## Written request:
Leave out the pictures and reproduce all of the data exactly.

[Dataset items]
○ ○ ○

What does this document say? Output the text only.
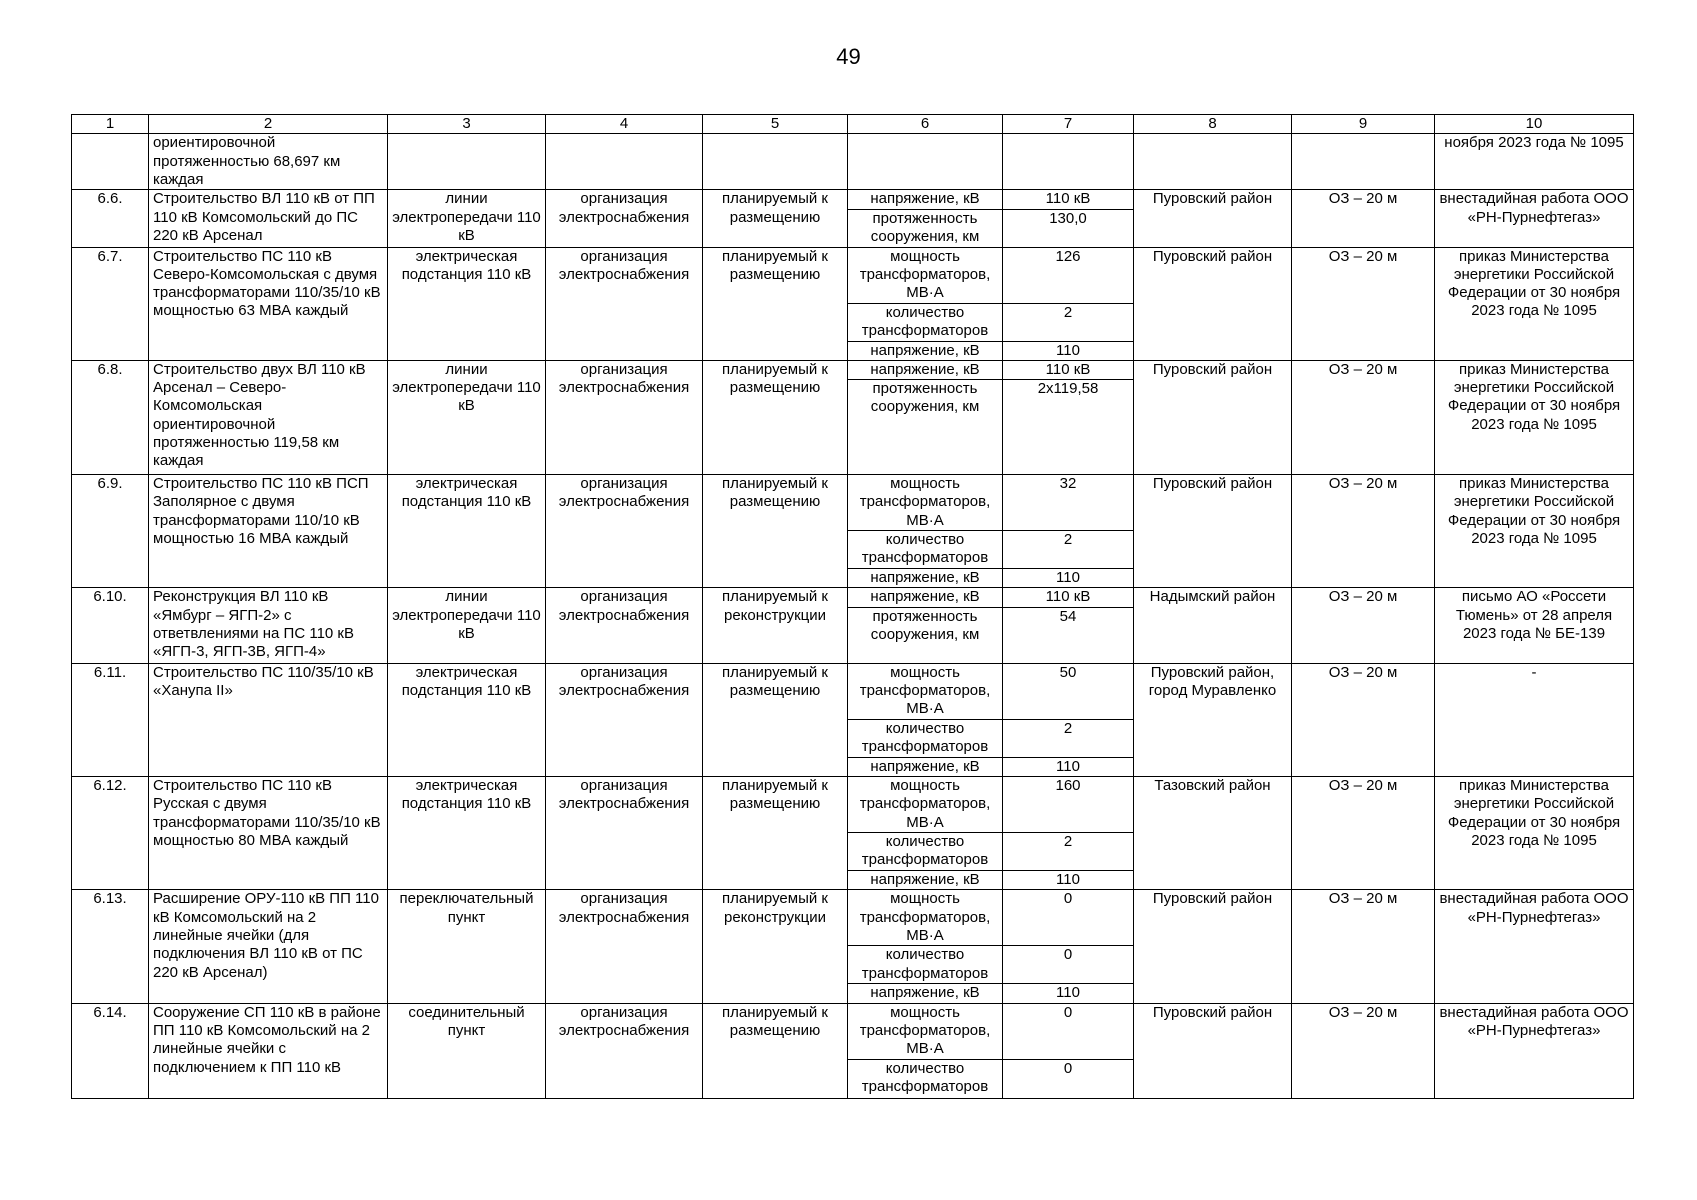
49
1	2	3	4	5	6	7	8	9	10
	ориентировочной протяженностью 68,697 км каждая								ноября 2023 года № 1095
6.6.	Строительство ВЛ 110 кВ от ПП 110 кВ Комсомольский до ПС 220 кВ Арсенал	линии электропередачи 110 кВ	организация электроснабжения	планируемый к размещению	напряжение, кВ	110 кВ	Пуровский район	ОЗ – 20 м	внестадийная работа ООО «РН-Пурнефтегаз»
					протяженность сооружения, км	130,0			
6.7.	Строительство ПС 110 кВ Северо-Комсомольская с двумя трансформаторами 110/35/10 кВ мощностью 63 МВА каждый	электрическая подстанция 110 кВ	организация электроснабжения	планируемый к размещению	мощность трансформаторов, МВ·А	126	Пуровский район	ОЗ – 20 м	приказ Министерства энергетики Российской Федерации от 30 ноября 2023 года № 1095
					количество трансформаторов	2			
					напряжение, кВ	110			
6.8.	Строительство двух ВЛ 110 кВ Арсенал – Северо-Комсомольская ориентировочной протяженностью 119,58 км каждая	линии электропередачи 110 кВ	организация электроснабжения	планируемый к размещению	напряжение, кВ	110 кВ	Пуровский район	ОЗ – 20 м	приказ Министерства энергетики Российской Федерации от 30 ноября 2023 года № 1095
					протяженность сооружения, км	2x119,58			
6.9.	Строительство ПС 110 кВ ПСП Заполярное с двумя трансформаторами 110/10 кВ мощностью 16 МВА каждый	электрическая подстанция 110 кВ	организация электроснабжения	планируемый к размещению	мощность трансформаторов, МВ·А	32	Пуровский район	ОЗ – 20 м	приказ Министерства энергетики Российской Федерации от 30 ноября 2023 года № 1095
					количество трансформаторов	2			
					напряжение, кВ	110			
6.10.	Реконструкция ВЛ 110 кВ «Ямбург – ЯГП-2» с ответвлениями на ПС 110 кВ «ЯГП-3, ЯГП-3В, ЯГП-4»	линии электропередачи 110 кВ	организация электроснабжения	планируемый к реконструкции	напряжение, кВ	110 кВ	Надымский район	ОЗ – 20 м	письмо АО «Россети Тюмень» от 28 апреля 2023 года № БЕ-139
					протяженность сооружения, км	54			
6.11.	Строительство ПС 110/35/10 кВ «Ханупа II»	электрическая подстанция 110 кВ	организация электроснабжения	планируемый к размещению	мощность трансформаторов, МВ·А	50	Пуровский район, город Муравленко	ОЗ – 20 м	-
					количество трансформаторов	2			
					напряжение, кВ	110			
6.12.	Строительство ПС 110 кВ Русская с двумя трансформаторами 110/35/10 кВ мощностью 80 МВА каждый	электрическая подстанция 110 кВ	организация электроснабжения	планируемый к размещению	мощность трансформаторов, МВ·А	160	Тазовский район	ОЗ – 20 м	приказ Министерства энергетики Российской Федерации от 30 ноября 2023 года № 1095
					количество трансформаторов	2			
					напряжение, кВ	110			
6.13.	Расширение ОРУ-110 кВ ПП 110 кВ Комсомольский на 2 линейные ячейки (для подключения ВЛ 110 кВ от ПС 220 кВ Арсенал)	переключательный пункт	организация электроснабжения	планируемый к реконструкции	мощность трансформаторов, МВ·А	0	Пуровский район	ОЗ – 20 м	внестадийная работа ООО «РН-Пурнефтегаз»
					количество трансформаторов	0			
					напряжение, кВ	110			
6.14.	Сооружение СП 110 кВ в районе ПП 110 кВ Комсомольский на 2 линейные ячейки с подключением к ПП 110 кВ	соединительный пункт	организация электроснабжения	планируемый к размещению	мощность трансформаторов, МВ·А	0	Пуровский район	ОЗ – 20 м	внестадийная работа ООО «РН-Пурнефтегаз»
					количество трансформаторов	0			
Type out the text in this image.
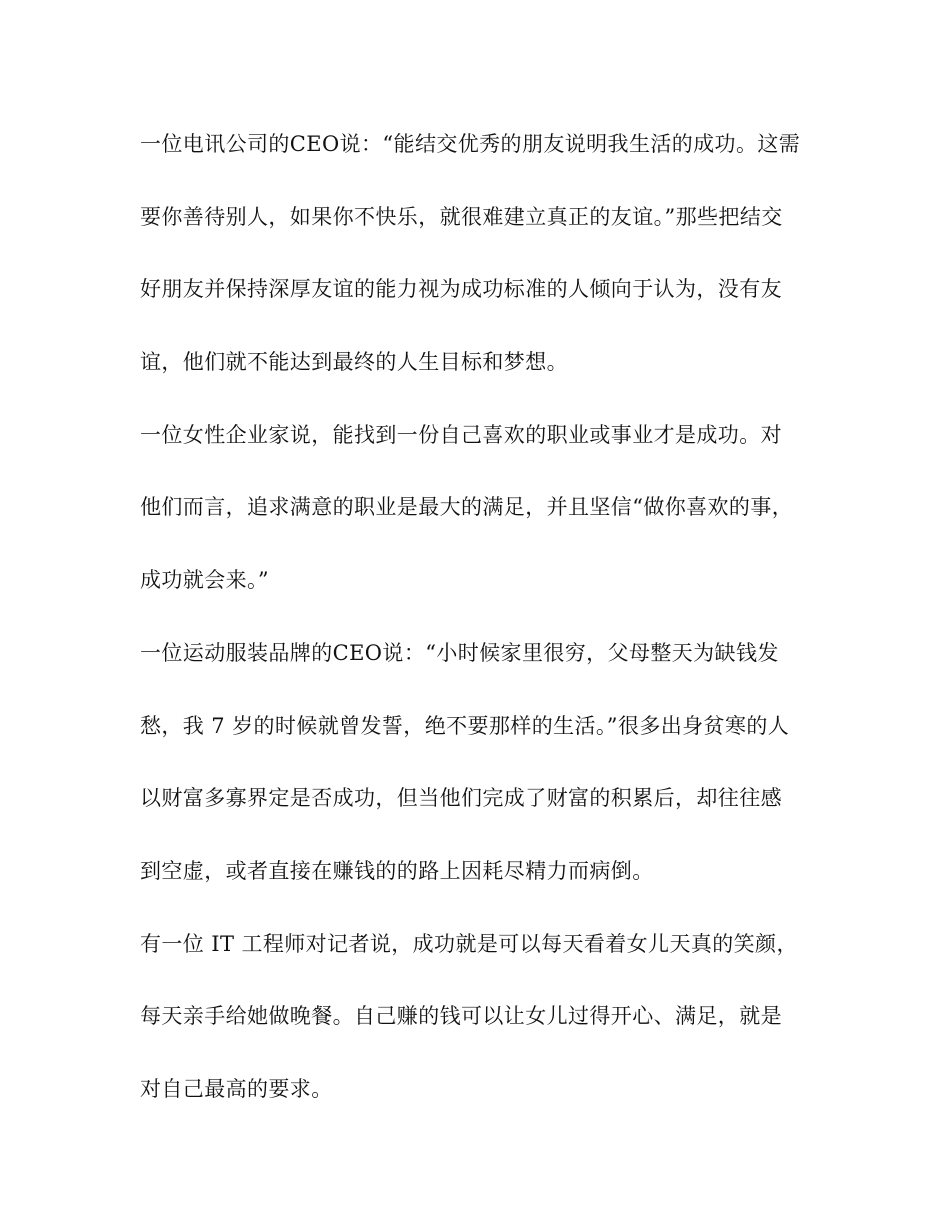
一位电讯公司的CEO说：“能结交优秀的朋友说明我生活的成功。这需
要你善待别人，如果你不快乐，就很难建立真正的友谊。”那些把结交
好朋友并保持深厚友谊的能力视为成功标准的人倾向于认为，没有友
谊，他们就不能达到最终的人生目标和梦想。
一位女性企业家说，能找到一份自己喜欢的职业或事业才是成功。对
他们而言，追求满意的职业是最大的满足，并且坚信“做你喜欢的事，
成功就会来。”
一位运动服装品牌的CEO说：“小时候家里很穷，父母整天为缺钱发
愁，我 7 岁的时候就曾发誓，绝不要那样的生活。”很多出身贫寒的人
以财富多寡界定是否成功，但当他们完成了财富的积累后，却往往感
到空虚，或者直接在赚钱的的路上因耗尽精力而病倒。
有一位 IT 工程师对记者说，成功就是可以每天看着女儿天真的笑颜，
每天亲手给她做晚餐。自己赚的钱可以让女儿过得开心、满足，就是
对自己最高的要求。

○ ○ ○

## Output of the task:
What does this document say? Output the text only.
49
1	2	3	4	5	6	7	8	9	10
	ориентировочной протяженностью 68,697 км каждая								ноября 2023 года № 1095
6.6.	Строительство ВЛ 110 кВ от ПП 110 кВ Комсомольский до ПС 220 кВ Арсенал	линии электропередачи 110 кВ	организация электроснабжения	планируемый к размещению	напряжение, кВ	110 кВ	Пуровский район	ОЗ – 20 м	внестадийная работа ООО «РН-Пурнефтегаз»
					протяженность сооружения, км	130,0			
6.7.	Строительство ПС 110 кВ Северо-Комсомольская с двумя трансформаторами 110/35/10 кВ мощностью 63 МВА каждый	электрическая подстанция 110 кВ	организация электроснабжения	планируемый к размещению	мощность трансформаторов, МВ·А	126	Пуровский район	ОЗ – 20 м	приказ Министерства энергетики Российской Федерации от 30 ноября 2023 года № 1095
					количество трансформаторов	2			
					напряжение, кВ	110			
6.8.	Строительство двух ВЛ 110 кВ Арсенал – Северо-Комсомольская ориентировочной протяженностью 119,58 км каждая	линии электропередачи 110 кВ	организация электроснабжения	планируемый к размещению	напряжение, кВ	110 кВ	Пуровский район	ОЗ – 20 м	приказ Министерства энергетики Российской Федерации от 30 ноября 2023 года № 1095
					протяженность сооружения, км	2x119,58			
6.9.	Строительство ПС 110 кВ ПСП Заполярное с двумя трансформаторами 110/10 кВ мощностью 16 МВА каждый	электрическая подстанция 110 кВ	организация электроснабжения	планируемый к размещению	мощность трансформаторов, МВ·А	32	Пуровский район	ОЗ – 20 м	приказ Министерства энергетики Российской Федерации от 30 ноября 2023 года № 1095
					количество трансформаторов	2			
					напряжение, кВ	110			
6.10.	Реконструкция ВЛ 110 кВ «Ямбург – ЯГП-2» с ответвлениями на ПС 110 кВ «ЯГП-3, ЯГП-3В, ЯГП-4»	линии электропередачи 110 кВ	организация электроснабжения	планируемый к реконструкции	напряжение, кВ	110 кВ	Надымский район	ОЗ – 20 м	письмо АО «Россети Тюмень» от 28 апреля 2023 года № БЕ-139
					протяженность сооружения, км	54			
6.11.	Строительство ПС 110/35/10 кВ «Ханупа II»	электрическая подстанция 110 кВ	организация электроснабжения	планируемый к размещению	мощность трансформаторов, МВ·А	50	Пуровский район, город Муравленко	ОЗ – 20 м	-
					количество трансформаторов	2			
					напряжение, кВ	110			
6.12.	Строительство ПС 110 кВ Русская с двумя трансформаторами 110/35/10 кВ мощностью 80 МВА каждый	электрическая подстанция 110 кВ	организация электроснабжения	планируемый к размещению	мощность трансформаторов, МВ·А	160	Тазовский район	ОЗ – 20 м	приказ Министерства энергетики Российской Федерации от 30 ноября 2023 года № 1095
					количество трансформаторов	2			
					напряжение, кВ	110			
6.13.	Расширение ОРУ-110 кВ ПП 110 кВ Комсомольский на 2 линейные ячейки (для подключения ВЛ 110 кВ от ПС 220 кВ Арсенал)	переключательный пункт	организация электроснабжения	планируемый к реконструкции	мощность трансформаторов, МВ·А	0	Пуровский район	ОЗ – 20 м	внестадийная работа ООО «РН-Пурнефтегаз»
					количество трансформаторов	0			
					напряжение, кВ	110			
6.14.	Сооружение СП 110 кВ в районе ПП 110 кВ Комсомольский на 2 линейные ячейки с подключением к ПП 110 кВ	соединительный пункт	организация электроснабжения	планируемый к размещению	мощность трансформаторов, МВ·А	0	Пуровский район	ОЗ – 20 м	внестадийная работа ООО «РН-Пурнефтегаз»
					количество трансформаторов	0			
Type out the text in this image.
一位电讯公司的CEO说：“能结交优秀的朋友说明我生活的成功。这需
要你善待别人，如果你不快乐，就很难建立真正的友谊。”那些把结交
好朋友并保持深厚友谊的能力视为成功标准的人倾向于认为，没有友
谊，他们就不能达到最终的人生目标和梦想。
一位女性企业家说，能找到一份自己喜欢的职业或事业才是成功。对
他们而言，追求满意的职业是最大的满足，并且坚信“做你喜欢的事，
成功就会来。”
一位运动服装品牌的CEO说：“小时候家里很穷，父母整天为缺钱发
愁，我 7 岁的时候就曾发誓，绝不要那样的生活。”很多出身贫寒的人
以财富多寡界定是否成功，但当他们完成了财富的积累后，却往往感
到空虚，或者直接在赚钱的的路上因耗尽精力而病倒。
有一位 IT 工程师对记者说，成功就是可以每天看着女儿天真的笑颜，
每天亲手给她做晚餐。自己赚的钱可以让女儿过得开心、满足，就是
对自己最高的要求。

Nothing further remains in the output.